# start of EXERCISE INPUT
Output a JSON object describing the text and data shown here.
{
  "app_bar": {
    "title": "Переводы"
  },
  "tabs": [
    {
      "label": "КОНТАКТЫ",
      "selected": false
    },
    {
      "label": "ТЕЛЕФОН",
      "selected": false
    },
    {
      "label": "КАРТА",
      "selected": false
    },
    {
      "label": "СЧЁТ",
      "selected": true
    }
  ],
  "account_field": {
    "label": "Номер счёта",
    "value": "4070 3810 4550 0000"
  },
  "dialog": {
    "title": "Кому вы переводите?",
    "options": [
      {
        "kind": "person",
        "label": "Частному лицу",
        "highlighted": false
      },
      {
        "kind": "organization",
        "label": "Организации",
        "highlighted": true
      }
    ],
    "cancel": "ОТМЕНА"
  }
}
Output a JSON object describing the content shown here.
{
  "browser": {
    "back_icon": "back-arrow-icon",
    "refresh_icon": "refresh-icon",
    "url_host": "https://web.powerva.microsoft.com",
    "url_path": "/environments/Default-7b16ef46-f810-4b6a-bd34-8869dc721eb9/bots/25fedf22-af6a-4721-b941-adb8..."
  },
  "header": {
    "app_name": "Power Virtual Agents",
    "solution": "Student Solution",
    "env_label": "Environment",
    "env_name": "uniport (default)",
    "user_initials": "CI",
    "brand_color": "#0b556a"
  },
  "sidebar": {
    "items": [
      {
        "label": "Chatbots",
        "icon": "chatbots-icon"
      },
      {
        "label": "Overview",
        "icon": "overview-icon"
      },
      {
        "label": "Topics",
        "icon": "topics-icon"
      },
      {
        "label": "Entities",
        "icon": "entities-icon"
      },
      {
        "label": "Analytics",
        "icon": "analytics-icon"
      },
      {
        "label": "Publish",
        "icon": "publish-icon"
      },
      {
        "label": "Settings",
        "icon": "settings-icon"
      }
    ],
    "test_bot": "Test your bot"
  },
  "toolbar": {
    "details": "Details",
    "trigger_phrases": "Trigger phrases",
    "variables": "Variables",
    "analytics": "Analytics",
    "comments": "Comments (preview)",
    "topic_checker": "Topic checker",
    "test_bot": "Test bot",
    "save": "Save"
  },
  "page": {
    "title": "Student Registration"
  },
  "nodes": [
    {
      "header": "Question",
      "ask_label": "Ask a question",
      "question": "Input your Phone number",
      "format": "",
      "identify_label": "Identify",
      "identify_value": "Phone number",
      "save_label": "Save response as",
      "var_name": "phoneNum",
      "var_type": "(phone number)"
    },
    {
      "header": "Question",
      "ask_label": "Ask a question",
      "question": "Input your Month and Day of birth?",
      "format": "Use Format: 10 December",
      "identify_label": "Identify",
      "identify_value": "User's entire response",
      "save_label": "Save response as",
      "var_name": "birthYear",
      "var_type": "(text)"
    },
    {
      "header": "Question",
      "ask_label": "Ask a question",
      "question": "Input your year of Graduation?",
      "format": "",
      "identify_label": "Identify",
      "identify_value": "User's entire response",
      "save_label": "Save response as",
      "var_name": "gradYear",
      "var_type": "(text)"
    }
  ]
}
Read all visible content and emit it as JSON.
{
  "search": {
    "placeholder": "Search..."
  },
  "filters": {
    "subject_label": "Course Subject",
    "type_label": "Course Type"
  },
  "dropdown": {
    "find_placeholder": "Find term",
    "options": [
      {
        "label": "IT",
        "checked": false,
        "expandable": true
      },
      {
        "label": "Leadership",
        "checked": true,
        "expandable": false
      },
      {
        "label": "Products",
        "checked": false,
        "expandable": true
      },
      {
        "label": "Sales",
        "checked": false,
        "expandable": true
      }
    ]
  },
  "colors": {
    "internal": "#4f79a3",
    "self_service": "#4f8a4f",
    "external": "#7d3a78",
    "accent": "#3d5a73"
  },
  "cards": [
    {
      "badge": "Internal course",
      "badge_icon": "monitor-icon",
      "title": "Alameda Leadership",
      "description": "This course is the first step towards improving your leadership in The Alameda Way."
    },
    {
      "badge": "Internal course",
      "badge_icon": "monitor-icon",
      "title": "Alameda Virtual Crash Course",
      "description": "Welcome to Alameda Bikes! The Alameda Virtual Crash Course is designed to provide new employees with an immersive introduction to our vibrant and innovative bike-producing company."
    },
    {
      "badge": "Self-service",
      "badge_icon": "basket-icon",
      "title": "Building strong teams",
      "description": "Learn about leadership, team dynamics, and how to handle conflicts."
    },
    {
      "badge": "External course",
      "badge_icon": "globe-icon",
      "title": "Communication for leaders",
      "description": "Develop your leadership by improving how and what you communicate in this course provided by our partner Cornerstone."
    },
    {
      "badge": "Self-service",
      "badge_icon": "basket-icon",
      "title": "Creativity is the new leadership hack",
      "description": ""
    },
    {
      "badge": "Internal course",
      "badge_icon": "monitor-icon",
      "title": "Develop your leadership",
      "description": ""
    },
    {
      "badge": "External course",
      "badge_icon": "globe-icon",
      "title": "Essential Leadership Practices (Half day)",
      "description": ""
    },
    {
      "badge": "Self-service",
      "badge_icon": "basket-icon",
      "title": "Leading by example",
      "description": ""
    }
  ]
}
# end of EXERCISE INPUT
* GIVEN REQUEST: Copy out the full material exactly as it appears.

* SOLUTION FOR THIS TASK:
Output a JSON object describing the text and data shown here.
{
  "app_bar": {
    "title": "Переводы"
  },
  "tabs": [
    {
      "label": "КОНТАКТЫ",
      "selected": false
    },
    {
      "label": "ТЕЛЕФОН",
      "selected": false
    },
    {
      "label": "КАРТА",
      "selected": false
    },
    {
      "label": "СЧЁТ",
      "selected": true
    }
  ],
  "account_field": {
    "label": "Номер счёта",
    "value": "4070 3810 4550 0000"
  },
  "dialog": {
    "title": "Кому вы переводите?",
    "options": [
      {
        "kind": "person",
        "label": "Частному лицу",
        "highlighted": false
      },
      {
        "kind": "organization",
        "label": "Организации",
        "highlighted": true
      }
    ],
    "cancel": "ОТМЕНА"
  }
}
Output a JSON object describing the content shown here.
{
  "browser": {
    "back_icon": "back-arrow-icon",
    "refresh_icon": "refresh-icon",
    "url_host": "https://web.powerva.microsoft.com",
    "url_path": "/environments/Default-7b16ef46-f810-4b6a-bd34-8869dc721eb9/bots/25fedf22-af6a-4721-b941-adb8..."
  },
  "header": {
    "app_name": "Power Virtual Agents",
    "solution": "Student Solution",
    "env_label": "Environment",
    "env_name": "uniport (default)",
    "user_initials": "CI",
    "brand_color": "#0b556a"
  },
  "sidebar": {
    "items": [
      {
        "label": "Chatbots",
        "icon": "chatbots-icon"
      },
      {
        "label": "Overview",
        "icon": "overview-icon"
      },
      {
        "label": "Topics",
        "icon": "topics-icon"
      },
      {
        "label": "Entities",
        "icon": "entities-icon"
      },
      {
        "label": "Analytics",
        "icon": "analytics-icon"
      },
      {
        "label": "Publish",
        "icon": "publish-icon"
      },
      {
        "label": "Settings",
        "icon": "settings-icon"
      }
    ],
    "test_bot": "Test your bot"
  },
  "toolbar": {
    "details": "Details",
    "trigger_phrases": "Trigger phrases",
    "variables": "Variables",
    "analytics": "Analytics",
    "comments": "Comments (preview)",
    "topic_checker": "Topic checker",
    "test_bot": "Test bot",
    "save": "Save"
  },
  "page": {
    "title": "Student Registration"
  },
  "nodes": [
    {
      "header": "Question",
      "ask_label": "Ask a question",
      "question": "Input your Phone number",
      "format": "",
      "identify_label": "Identify",
      "identify_value": "Phone number",
      "save_label": "Save response as",
      "var_name": "phoneNum",
      "var_type": "(phone number)"
    },
    {
      "header": "Question",
      "ask_label": "Ask a question",
      "question": "Input your Month and Day of birth?",
      "format": "Use Format: 10 December",
      "identify_label": "Identify",
      "identify_value": "User's entire response",
      "save_label": "Save response as",
      "var_name": "birthYear",
      "var_type": "(text)"
    },
    {
      "header": "Question",
      "ask_label": "Ask a question",
      "question": "Input your year of Graduation?",
      "format": "",
      "identify_label": "Identify",
      "identify_value": "User's entire response",
      "save_label": "Save response as",
      "var_name": "gradYear",
      "var_type": "(text)"
    }
  ]
}
Read all visible content and emit it as JSON.
{
  "search": {
    "placeholder": "Search..."
  },
  "filters": {
    "subject_label": "Course Subject",
    "type_label": "Course Type"
  },
  "dropdown": {
    "find_placeholder": "Find term",
    "options": [
      {
        "label": "IT",
        "checked": false,
        "expandable": true
      },
      {
        "label": "Leadership",
        "checked": true,
        "expandable": false
      },
      {
        "label": "Products",
        "checked": false,
        "expandable": true
      },
      {
        "label": "Sales",
        "checked": false,
        "expandable": true
      }
    ]
  },
  "colors": {
    "internal": "#4f79a3",
    "self_service": "#4f8a4f",
    "external": "#7d3a78",
    "accent": "#3d5a73"
  },
  "cards": [
    {
      "badge": "Internal course",
      "badge_icon": "monitor-icon",
      "title": "Alameda Leadership",
      "description": "This course is the first step towards improving your leadership in The Alameda Way."
    },
    {
      "badge": "Internal course",
      "badge_icon": "monitor-icon",
      "title": "Alameda Virtual Crash Course",
      "description": "Welcome to Alameda Bikes! The Alameda Virtual Crash Course is designed to provide new employees with an immersive introduction to our vibrant and innovative bike-producing company."
    },
    {
      "badge": "Self-service",
      "badge_icon": "basket-icon",
      "title": "Building strong teams",
      "description": "Learn about leadership, team dynamics, and how to handle conflicts."
    },
    {
      "badge": "External course",
      "badge_icon": "globe-icon",
      "title": "Communication for leaders",
      "description": "Develop your leadership by improving how and what you communicate in this course provided by our partner Cornerstone."
    },
    {
      "badge": "Self-service",
      "badge_icon": "basket-icon",
      "title": "Creativity is the new leadership hack",
      "description": ""
    },
    {
      "badge": "Internal course",
      "badge_icon": "monitor-icon",
      "title": "Develop your leadership",
      "description": ""
    },
    {
      "badge": "External course",
      "badge_icon": "globe-icon",
      "title": "Essential Leadership Practices (Half day)",
      "description": ""
    },
    {
      "badge": "Self-service",
      "badge_icon": "basket-icon",
      "title": "Leading by example",
      "description": ""
    }
  ]
}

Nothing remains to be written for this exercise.